── Dataset records ──

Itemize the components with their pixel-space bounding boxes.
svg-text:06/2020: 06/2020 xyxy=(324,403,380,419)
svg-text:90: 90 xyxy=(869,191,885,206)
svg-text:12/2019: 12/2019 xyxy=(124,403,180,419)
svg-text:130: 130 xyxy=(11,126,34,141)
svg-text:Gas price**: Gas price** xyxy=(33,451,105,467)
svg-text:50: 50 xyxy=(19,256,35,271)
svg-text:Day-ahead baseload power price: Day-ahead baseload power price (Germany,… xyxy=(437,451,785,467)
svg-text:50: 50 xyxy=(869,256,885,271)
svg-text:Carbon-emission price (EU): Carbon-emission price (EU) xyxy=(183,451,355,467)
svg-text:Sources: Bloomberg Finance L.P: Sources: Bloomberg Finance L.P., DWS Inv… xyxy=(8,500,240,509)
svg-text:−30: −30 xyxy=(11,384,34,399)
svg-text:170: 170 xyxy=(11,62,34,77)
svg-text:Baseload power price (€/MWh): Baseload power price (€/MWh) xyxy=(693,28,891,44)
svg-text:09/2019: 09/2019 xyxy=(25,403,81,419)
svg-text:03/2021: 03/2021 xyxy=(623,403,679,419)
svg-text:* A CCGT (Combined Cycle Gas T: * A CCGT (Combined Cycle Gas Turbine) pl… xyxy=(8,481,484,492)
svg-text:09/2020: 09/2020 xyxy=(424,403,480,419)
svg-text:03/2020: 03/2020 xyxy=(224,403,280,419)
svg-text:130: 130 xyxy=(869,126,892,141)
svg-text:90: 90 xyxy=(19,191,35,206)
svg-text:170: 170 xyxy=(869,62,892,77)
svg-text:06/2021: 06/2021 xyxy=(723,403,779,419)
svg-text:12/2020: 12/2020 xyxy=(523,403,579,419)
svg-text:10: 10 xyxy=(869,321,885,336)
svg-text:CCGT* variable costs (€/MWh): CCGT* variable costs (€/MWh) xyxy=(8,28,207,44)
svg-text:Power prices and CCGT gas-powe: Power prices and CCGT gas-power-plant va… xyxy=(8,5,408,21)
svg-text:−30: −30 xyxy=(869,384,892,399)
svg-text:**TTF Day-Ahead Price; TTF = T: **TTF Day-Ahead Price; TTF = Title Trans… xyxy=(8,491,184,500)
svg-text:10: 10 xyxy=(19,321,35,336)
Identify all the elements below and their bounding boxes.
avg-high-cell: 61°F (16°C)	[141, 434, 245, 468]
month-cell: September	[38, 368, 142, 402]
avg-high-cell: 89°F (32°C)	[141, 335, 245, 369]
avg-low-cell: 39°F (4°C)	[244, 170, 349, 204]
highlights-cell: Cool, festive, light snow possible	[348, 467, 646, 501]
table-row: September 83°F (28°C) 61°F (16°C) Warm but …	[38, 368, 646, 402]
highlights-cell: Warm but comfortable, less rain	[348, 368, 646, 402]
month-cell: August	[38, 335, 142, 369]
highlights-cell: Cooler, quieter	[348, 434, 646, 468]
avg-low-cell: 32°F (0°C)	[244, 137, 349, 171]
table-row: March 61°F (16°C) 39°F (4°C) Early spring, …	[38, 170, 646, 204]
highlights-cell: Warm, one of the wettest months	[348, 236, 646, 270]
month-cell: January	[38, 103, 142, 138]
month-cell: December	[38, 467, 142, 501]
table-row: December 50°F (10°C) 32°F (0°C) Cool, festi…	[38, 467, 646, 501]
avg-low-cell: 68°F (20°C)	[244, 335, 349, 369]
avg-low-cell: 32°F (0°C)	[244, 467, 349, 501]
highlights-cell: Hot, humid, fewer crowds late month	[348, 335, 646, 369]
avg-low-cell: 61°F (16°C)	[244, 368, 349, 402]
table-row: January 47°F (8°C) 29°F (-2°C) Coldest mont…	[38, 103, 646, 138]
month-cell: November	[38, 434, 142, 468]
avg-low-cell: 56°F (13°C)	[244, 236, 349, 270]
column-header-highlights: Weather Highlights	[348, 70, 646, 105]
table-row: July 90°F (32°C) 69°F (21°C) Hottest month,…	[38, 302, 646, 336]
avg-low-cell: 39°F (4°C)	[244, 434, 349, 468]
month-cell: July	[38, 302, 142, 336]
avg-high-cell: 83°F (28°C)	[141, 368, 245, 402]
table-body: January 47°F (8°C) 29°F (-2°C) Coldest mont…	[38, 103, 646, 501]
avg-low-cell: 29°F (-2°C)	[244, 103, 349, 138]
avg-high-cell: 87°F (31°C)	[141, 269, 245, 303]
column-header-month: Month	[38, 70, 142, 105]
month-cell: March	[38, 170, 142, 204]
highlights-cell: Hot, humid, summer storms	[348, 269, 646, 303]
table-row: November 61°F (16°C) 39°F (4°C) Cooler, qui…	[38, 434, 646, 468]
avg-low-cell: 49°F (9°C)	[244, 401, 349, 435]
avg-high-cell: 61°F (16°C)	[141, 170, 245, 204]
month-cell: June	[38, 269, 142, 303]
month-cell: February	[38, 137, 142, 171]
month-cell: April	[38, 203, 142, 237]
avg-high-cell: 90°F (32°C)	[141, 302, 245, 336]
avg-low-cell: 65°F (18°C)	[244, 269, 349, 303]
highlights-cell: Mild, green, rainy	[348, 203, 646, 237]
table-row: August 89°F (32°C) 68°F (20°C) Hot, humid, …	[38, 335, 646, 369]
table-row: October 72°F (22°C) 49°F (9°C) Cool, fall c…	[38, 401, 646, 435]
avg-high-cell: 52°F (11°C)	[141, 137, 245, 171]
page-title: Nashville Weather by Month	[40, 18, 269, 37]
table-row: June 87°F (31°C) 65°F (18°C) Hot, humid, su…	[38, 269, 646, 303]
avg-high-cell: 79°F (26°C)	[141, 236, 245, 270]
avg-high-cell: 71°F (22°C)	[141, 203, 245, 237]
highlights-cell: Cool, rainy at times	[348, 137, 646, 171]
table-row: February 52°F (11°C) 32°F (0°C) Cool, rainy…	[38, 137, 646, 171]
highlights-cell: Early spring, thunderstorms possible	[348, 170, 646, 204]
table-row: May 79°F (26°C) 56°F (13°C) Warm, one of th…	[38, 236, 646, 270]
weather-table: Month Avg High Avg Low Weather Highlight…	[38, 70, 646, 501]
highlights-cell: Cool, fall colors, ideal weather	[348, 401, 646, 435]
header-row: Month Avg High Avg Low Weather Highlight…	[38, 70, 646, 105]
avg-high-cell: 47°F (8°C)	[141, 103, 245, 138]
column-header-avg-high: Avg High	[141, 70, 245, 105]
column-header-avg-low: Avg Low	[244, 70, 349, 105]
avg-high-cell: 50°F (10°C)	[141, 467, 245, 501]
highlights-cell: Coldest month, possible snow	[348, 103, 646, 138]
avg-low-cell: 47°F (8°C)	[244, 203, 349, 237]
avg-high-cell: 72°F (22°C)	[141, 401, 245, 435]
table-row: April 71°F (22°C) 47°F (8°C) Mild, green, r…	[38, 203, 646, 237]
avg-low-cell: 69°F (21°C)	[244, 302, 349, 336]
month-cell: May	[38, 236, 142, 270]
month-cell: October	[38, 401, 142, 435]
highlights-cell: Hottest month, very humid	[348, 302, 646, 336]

───

_What is asked_
Please turn every line of the data above into a numbered list, leaving out any blank lines.

_Result_
1. Itemize the components with their pixel-space bounding boxes.
2. svg-text:06/2020: 06/2020 xyxy=(324,403,380,419)
3. svg-text:90: 90 xyxy=(869,191,885,206)
4. svg-text:12/2019: 12/2019 xyxy=(124,403,180,419)
5. svg-text:130: 130 xyxy=(11,126,34,141)
6. svg-text:Gas price**: Gas price** xyxy=(33,451,105,467)
7. svg-text:50: 50 xyxy=(19,256,35,271)
8. svg-text:Day-ahead baseload power price: Day-ahead baseload power price (Germany,… xyxy=(437,451,785,467)
9. svg-text:50: 50 xyxy=(869,256,885,271)
10. svg-text:Carbon-emission price (EU): Carbon-emission price (EU) xyxy=(183,451,355,467)
11. svg-text:Sources: Bloomberg Finance L.P: Sources: Bloomberg Finance L.P., DWS Inv… xyxy=(8,500,240,509)
12. svg-text:−30: −30 xyxy=(11,384,34,399)
13. svg-text:170: 170 xyxy=(11,62,34,77)
14. svg-text:Baseload power price (€/MWh): Baseload power price (€/MWh) xyxy=(693,28,891,44)
15. svg-text:09/2019: 09/2019 xyxy=(25,403,81,419)
16. svg-text:03/2021: 03/2021 xyxy=(623,403,679,419)
17. svg-text:* A CCGT (Combined Cycle Gas T: * A CCGT (Combined Cycle Gas Turbine) pl… xyxy=(8,481,484,492)
18. svg-text:09/2020: 09/2020 xyxy=(424,403,480,419)
19. svg-text:03/2020: 03/2020 xyxy=(224,403,280,419)
20. svg-text:130: 130 xyxy=(869,126,892,141)
21. svg-text:90: 90 xyxy=(19,191,35,206)
22. svg-text:170: 170 xyxy=(869,62,892,77)
23. svg-text:06/2021: 06/2021 xyxy=(723,403,779,419)
24. svg-text:12/2020: 12/2020 xyxy=(523,403,579,419)
25. svg-text:10: 10 xyxy=(869,321,885,336)
26. svg-text:CCGT* variable costs (€/MWh): CCGT* variable costs (€/MWh) xyxy=(8,28,207,44)
27. svg-text:Power prices and CCGT gas-powe: Power prices and CCGT gas-power-plant va… xyxy=(8,5,408,21)
28. svg-text:−30: −30 xyxy=(869,384,892,399)
29. svg-text:**TTF Day-Ahead Price; TTF = T: **TTF Day-Ahead Price; TTF = Title Trans… xyxy=(8,491,184,500)
30. svg-text:10: 10 xyxy=(19,321,35,336)
31. Identify all the elements below and their bounding boxes.
32. avg-high-cell: 61°F (16°C)	[141, 434, 245, 468]
33. month-cell: September	[38, 368, 142, 402]
34. avg-high-cell: 89°F (32°C)	[141, 335, 245, 369]
35. avg-low-cell: 39°F (4°C)	[244, 170, 349, 204]
36. highlights-cell: Cool, festive, light snow possible	[348, 467, 646, 501]
37. table-row: September 83°F (28°C) 61°F (16°C) Warm but …	[38, 368, 646, 402]
38. highlights-cell: Warm but comfortable, less rain	[348, 368, 646, 402]
39. month-cell: August	[38, 335, 142, 369]
40. highlights-cell: Cooler, quieter	[348, 434, 646, 468]
41. avg-low-cell: 32°F (0°C)	[244, 137, 349, 171]
42. table-row: March 61°F (16°C) 39°F (4°C) Early spring, …	[38, 170, 646, 204]
43. highlights-cell: Warm, one of the wettest months	[348, 236, 646, 270]
44. month-cell: January	[38, 103, 142, 138]
45. month-cell: December	[38, 467, 142, 501]
46. table-row: December 50°F (10°C) 32°F (0°C) Cool, festi…	[38, 467, 646, 501]
47. avg-low-cell: 68°F (20°C)	[244, 335, 349, 369]
48. avg-low-cell: 32°F (0°C)	[244, 467, 349, 501]
49. highlights-cell: Hot, humid, fewer crowds late month	[348, 335, 646, 369]
50. avg-low-cell: 61°F (16°C)	[244, 368, 349, 402]
51. table-row: January 47°F (8°C) 29°F (-2°C) Coldest mont…	[38, 103, 646, 138]
52. month-cell: November	[38, 434, 142, 468]
53. avg-low-cell: 56°F (13°C)	[244, 236, 349, 270]
54. column-header-highlights: Weather Highlights	[348, 70, 646, 105]
55. table-row: July 90°F (32°C) 69°F (21°C) Hottest month,…	[38, 302, 646, 336]
56. avg-low-cell: 39°F (4°C)	[244, 434, 349, 468]
57. month-cell: July	[38, 302, 142, 336]
58. avg-high-cell: 83°F (28°C)	[141, 368, 245, 402]
59. table-body: January 47°F (8°C) 29°F (-2°C) Coldest mont…	[38, 103, 646, 501]
60. avg-low-cell: 29°F (-2°C)	[244, 103, 349, 138]
61. avg-high-cell: 87°F (31°C)	[141, 269, 245, 303]
62. column-header-month: Month	[38, 70, 142, 105]
63. month-cell: March	[38, 170, 142, 204]
64. highlights-cell: Hot, humid, summer storms	[348, 269, 646, 303]
65. table-row: November 61°F (16°C) 39°F (4°C) Cooler, qui…	[38, 434, 646, 468]
66. avg-low-cell: 49°F (9°C)	[244, 401, 349, 435]
67. avg-high-cell: 61°F (16°C)	[141, 170, 245, 204]
68. month-cell: June	[38, 269, 142, 303]
69. month-cell: February	[38, 137, 142, 171]
70. month-cell: April	[38, 203, 142, 237]
71. avg-high-cell: 90°F (32°C)	[141, 302, 245, 336]
72. avg-low-cell: 65°F (18°C)	[244, 269, 349, 303]
73. highlights-cell: Mild, green, rainy	[348, 203, 646, 237]
74. table-row: August 89°F (32°C) 68°F (20°C) Hot, humid, …	[38, 335, 646, 369]
75. table-row: October 72°F (22°C) 49°F (9°C) Cool, fall c…	[38, 401, 646, 435]
76. avg-high-cell: 52°F (11°C)	[141, 137, 245, 171]
77. page-title: Nashville Weather by Month	[40, 18, 269, 37]
78. table-row: June 87°F (31°C) 65°F (18°C) Hot, humid, su…	[38, 269, 646, 303]
79. avg-high-cell: 79°F (26°C)	[141, 236, 245, 270]
80. avg-high-cell: 71°F (22°C)	[141, 203, 245, 237]
81. highlights-cell: Cool, rainy at times	[348, 137, 646, 171]
82. table-row: February 52°F (11°C) 32°F (0°C) Cool, rainy…	[38, 137, 646, 171]
83. highlights-cell: Early spring, thunderstorms possible	[348, 170, 646, 204]
84. table-row: May 79°F (26°C) 56°F (13°C) Warm, one of th…	[38, 236, 646, 270]
85. weather-table: Month Avg High Avg Low Weather Highlight…	[38, 70, 646, 501]
86. highlights-cell: Cool, fall colors, ideal weather	[348, 401, 646, 435]
87. header-row: Month Avg High Avg Low Weather Highlight…	[38, 70, 646, 105]
88. avg-high-cell: 47°F (8°C)	[141, 103, 245, 138]
89. column-header-avg-high: Avg High	[141, 70, 245, 105]
90. column-header-avg-low: Avg Low	[244, 70, 349, 105]
91. avg-high-cell: 50°F (10°C)	[141, 467, 245, 501]
92. highlights-cell: Coldest month, possible snow	[348, 103, 646, 138]
93. avg-low-cell: 47°F (8°C)	[244, 203, 349, 237]
94. avg-high-cell: 72°F (22°C)	[141, 401, 245, 435]
95. table-row: April 71°F (22°C) 47°F (8°C) Mild, green, r…	[38, 203, 646, 237]
96. avg-low-cell: 69°F (21°C)	[244, 302, 349, 336]
97. month-cell: May	[38, 236, 142, 270]
98. month-cell: October	[38, 401, 142, 435]
99. highlights-cell: Hottest month, very humid	[348, 302, 646, 336]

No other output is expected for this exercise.